» The request: Turn the lines of the data below into a numbered list, starting with the line that contains "pallet-color-swatch[interactable] (619, 146, 643, 170)" and going on through the line that contains "pallet-color-label: Pallet color: (548, 151, 611, 165)". Leave out any blank lines.

[START Extracted entries]

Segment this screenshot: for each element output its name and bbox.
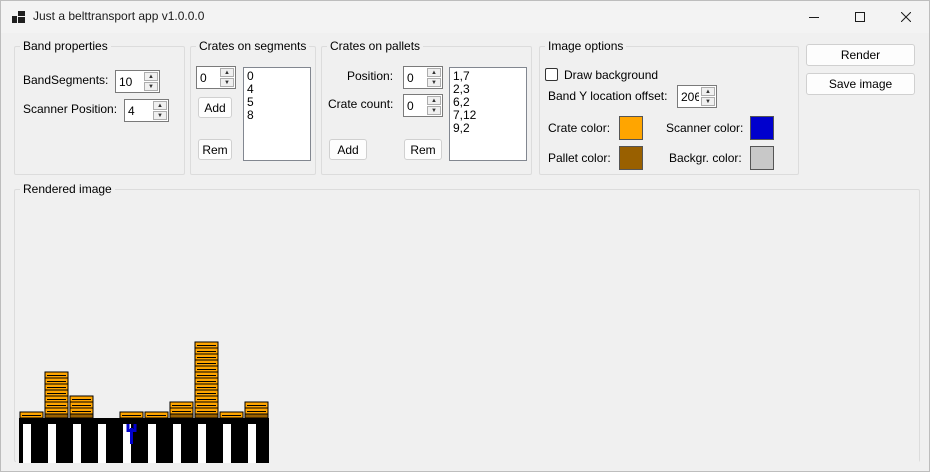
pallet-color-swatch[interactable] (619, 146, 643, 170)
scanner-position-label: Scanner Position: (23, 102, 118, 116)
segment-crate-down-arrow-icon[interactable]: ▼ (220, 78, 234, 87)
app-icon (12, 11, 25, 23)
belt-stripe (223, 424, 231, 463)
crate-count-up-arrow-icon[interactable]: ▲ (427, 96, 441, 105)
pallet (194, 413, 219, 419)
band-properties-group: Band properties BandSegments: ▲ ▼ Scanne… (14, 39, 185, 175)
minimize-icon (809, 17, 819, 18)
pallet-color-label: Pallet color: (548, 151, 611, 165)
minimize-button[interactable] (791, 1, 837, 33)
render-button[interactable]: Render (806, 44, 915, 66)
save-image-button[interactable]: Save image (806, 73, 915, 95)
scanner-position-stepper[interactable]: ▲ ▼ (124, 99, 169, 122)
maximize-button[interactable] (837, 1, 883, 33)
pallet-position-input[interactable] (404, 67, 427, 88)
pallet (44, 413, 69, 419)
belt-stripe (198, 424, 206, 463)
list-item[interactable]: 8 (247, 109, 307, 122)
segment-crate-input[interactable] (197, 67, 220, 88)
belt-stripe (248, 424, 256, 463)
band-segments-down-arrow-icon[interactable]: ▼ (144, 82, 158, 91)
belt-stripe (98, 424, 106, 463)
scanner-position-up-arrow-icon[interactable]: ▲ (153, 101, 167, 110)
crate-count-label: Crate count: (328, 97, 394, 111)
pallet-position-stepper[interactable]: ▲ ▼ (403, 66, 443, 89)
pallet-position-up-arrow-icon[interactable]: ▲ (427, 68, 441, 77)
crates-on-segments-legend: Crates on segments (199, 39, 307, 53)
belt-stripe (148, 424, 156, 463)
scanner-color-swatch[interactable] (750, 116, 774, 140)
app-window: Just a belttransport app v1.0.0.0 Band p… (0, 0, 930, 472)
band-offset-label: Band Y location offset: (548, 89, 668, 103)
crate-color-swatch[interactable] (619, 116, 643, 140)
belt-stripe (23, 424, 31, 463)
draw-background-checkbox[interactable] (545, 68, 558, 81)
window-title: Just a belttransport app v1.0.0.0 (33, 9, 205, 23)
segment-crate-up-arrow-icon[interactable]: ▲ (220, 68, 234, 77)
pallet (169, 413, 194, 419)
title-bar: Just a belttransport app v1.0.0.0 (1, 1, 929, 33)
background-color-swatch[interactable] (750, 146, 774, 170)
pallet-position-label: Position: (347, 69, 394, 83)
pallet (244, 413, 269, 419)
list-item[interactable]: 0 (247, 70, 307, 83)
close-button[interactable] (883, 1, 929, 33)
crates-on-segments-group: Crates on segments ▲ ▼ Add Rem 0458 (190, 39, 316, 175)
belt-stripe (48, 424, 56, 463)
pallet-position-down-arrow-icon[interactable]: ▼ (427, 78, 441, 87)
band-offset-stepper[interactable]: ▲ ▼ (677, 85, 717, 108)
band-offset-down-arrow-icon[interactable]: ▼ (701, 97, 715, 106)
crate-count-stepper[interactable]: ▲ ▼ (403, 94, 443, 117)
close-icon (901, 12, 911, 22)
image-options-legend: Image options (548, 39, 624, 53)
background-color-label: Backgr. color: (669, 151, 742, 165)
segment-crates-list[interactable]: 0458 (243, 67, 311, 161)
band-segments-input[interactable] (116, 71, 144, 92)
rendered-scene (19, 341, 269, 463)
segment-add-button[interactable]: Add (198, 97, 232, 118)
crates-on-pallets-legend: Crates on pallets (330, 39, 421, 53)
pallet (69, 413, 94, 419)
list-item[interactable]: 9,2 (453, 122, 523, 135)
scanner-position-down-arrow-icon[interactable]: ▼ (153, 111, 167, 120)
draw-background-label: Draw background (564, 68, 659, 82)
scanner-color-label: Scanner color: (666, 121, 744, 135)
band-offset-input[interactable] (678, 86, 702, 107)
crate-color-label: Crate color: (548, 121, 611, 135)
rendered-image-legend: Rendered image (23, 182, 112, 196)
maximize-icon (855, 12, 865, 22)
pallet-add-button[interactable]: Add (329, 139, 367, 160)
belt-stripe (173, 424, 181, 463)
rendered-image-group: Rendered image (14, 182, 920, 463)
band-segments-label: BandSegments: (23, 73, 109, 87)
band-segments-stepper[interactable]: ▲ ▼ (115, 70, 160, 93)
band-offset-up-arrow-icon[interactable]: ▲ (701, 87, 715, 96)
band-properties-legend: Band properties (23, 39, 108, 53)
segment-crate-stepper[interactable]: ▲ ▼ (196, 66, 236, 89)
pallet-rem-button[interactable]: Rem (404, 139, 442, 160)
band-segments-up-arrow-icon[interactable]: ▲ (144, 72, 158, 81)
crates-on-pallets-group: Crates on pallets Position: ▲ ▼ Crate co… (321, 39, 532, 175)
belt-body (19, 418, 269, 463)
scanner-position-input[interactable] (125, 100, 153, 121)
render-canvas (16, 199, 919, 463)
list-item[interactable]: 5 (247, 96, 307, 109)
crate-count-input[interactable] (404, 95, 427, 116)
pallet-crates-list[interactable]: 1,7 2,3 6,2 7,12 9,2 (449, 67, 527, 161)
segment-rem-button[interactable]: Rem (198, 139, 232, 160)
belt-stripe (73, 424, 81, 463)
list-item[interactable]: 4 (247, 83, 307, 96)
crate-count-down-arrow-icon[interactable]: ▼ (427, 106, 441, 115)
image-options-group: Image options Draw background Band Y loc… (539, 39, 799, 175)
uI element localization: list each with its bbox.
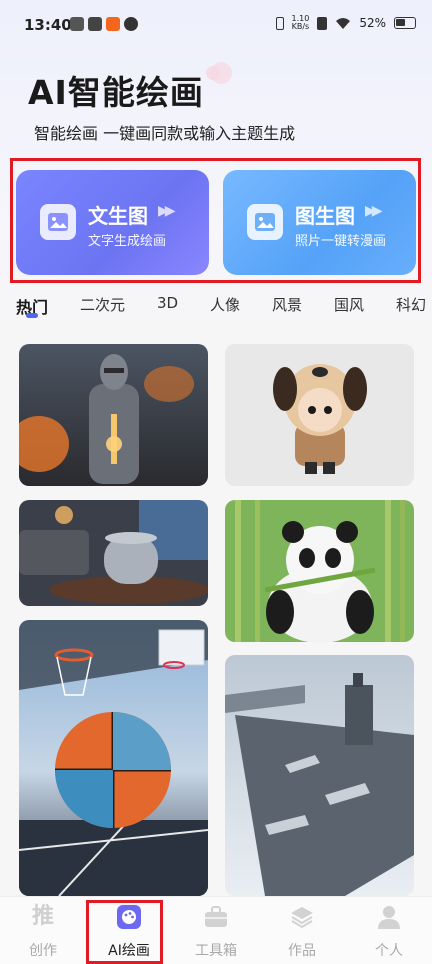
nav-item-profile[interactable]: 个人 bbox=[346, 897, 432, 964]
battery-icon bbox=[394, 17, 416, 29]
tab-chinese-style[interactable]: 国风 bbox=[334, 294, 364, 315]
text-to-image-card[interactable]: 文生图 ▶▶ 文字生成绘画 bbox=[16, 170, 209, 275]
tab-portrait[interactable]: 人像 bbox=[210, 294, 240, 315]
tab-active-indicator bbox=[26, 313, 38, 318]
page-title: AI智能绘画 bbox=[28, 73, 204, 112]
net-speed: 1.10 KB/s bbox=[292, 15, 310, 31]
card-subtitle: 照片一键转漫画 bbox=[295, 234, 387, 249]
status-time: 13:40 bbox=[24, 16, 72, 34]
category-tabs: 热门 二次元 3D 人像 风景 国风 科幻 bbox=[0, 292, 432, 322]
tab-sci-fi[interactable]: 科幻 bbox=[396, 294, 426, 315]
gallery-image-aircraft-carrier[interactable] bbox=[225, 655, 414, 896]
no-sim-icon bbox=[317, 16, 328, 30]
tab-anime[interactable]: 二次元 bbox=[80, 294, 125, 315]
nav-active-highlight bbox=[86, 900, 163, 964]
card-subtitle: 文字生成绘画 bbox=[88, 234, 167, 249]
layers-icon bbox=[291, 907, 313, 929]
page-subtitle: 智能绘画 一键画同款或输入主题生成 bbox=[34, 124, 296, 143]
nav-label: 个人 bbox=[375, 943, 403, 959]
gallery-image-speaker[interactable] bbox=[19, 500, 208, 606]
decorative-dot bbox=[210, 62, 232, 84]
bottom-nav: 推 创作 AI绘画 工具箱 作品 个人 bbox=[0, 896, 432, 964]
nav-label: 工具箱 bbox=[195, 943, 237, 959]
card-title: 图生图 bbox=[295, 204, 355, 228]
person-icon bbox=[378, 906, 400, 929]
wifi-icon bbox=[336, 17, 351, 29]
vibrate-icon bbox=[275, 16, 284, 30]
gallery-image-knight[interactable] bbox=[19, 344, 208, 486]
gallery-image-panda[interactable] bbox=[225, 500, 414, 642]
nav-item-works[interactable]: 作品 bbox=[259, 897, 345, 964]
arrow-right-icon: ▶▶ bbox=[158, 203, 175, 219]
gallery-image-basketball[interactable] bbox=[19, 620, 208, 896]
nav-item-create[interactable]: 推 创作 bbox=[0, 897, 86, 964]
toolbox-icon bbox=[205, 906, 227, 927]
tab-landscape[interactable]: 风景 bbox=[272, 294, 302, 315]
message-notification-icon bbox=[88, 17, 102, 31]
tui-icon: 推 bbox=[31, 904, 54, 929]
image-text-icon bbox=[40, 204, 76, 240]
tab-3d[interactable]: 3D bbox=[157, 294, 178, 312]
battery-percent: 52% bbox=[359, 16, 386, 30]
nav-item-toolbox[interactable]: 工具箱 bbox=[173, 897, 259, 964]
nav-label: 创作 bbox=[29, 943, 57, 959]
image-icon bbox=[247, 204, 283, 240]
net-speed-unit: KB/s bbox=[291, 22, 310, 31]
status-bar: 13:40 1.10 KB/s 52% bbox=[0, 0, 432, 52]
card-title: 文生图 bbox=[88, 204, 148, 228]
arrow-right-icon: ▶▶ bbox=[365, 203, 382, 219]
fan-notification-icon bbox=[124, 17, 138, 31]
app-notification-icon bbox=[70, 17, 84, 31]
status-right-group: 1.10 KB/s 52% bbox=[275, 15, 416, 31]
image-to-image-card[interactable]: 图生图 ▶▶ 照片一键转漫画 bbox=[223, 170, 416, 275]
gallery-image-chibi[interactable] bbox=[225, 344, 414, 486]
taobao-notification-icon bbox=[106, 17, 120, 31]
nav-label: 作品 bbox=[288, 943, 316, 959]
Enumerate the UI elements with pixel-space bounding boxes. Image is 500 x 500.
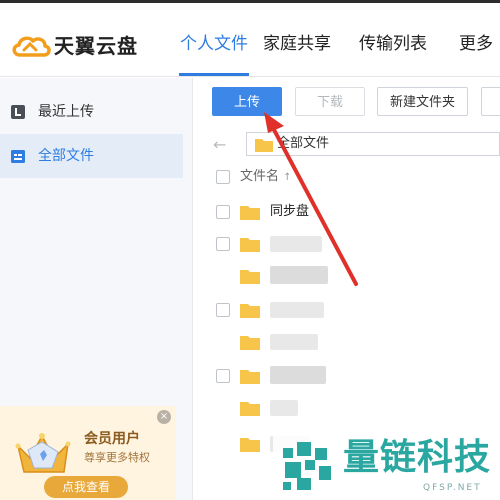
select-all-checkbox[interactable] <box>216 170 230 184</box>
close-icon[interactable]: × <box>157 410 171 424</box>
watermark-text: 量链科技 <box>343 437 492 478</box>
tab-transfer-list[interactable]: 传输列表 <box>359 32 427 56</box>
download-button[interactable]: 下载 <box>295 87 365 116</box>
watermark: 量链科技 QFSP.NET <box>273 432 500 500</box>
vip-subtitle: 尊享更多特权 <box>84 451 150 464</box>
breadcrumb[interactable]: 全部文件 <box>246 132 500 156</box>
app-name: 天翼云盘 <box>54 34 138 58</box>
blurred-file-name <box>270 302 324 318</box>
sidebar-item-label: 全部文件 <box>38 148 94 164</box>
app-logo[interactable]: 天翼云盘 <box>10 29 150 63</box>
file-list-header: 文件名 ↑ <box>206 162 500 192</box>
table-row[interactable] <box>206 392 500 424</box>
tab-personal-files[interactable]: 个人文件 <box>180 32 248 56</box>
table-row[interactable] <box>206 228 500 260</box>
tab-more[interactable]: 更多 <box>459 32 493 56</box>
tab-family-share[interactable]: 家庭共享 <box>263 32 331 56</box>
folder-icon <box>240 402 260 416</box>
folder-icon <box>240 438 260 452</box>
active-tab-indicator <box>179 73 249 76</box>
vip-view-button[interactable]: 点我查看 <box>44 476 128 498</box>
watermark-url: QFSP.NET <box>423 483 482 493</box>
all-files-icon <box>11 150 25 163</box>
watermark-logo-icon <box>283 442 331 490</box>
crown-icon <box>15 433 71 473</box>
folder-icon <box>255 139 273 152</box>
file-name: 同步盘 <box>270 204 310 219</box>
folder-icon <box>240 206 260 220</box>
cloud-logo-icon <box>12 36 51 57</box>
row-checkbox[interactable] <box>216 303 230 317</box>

[END Extracted entries]

» Written answer:
1. pallet-color-swatch[interactable] (619, 146, 643, 170)
2. scanner-position-label: Scanner Position: (23, 102, 118, 116)
3. segment-crate-down-arrow-icon[interactable]: ▼ (220, 78, 234, 87)
4. app-icon (12, 11, 25, 23)
5. belt-stripe (223, 424, 231, 463)
6. crate-count-up-arrow-icon[interactable]: ▲ (427, 96, 441, 105)
7. pallet (194, 413, 219, 419)
8. band-properties-group: Band properties BandSegments: ▲ ▼ Scanne… (14, 39, 185, 175)
9. minimize-icon (809, 17, 819, 18)
10. pallet-color-label: Pallet color: (548, 151, 611, 165)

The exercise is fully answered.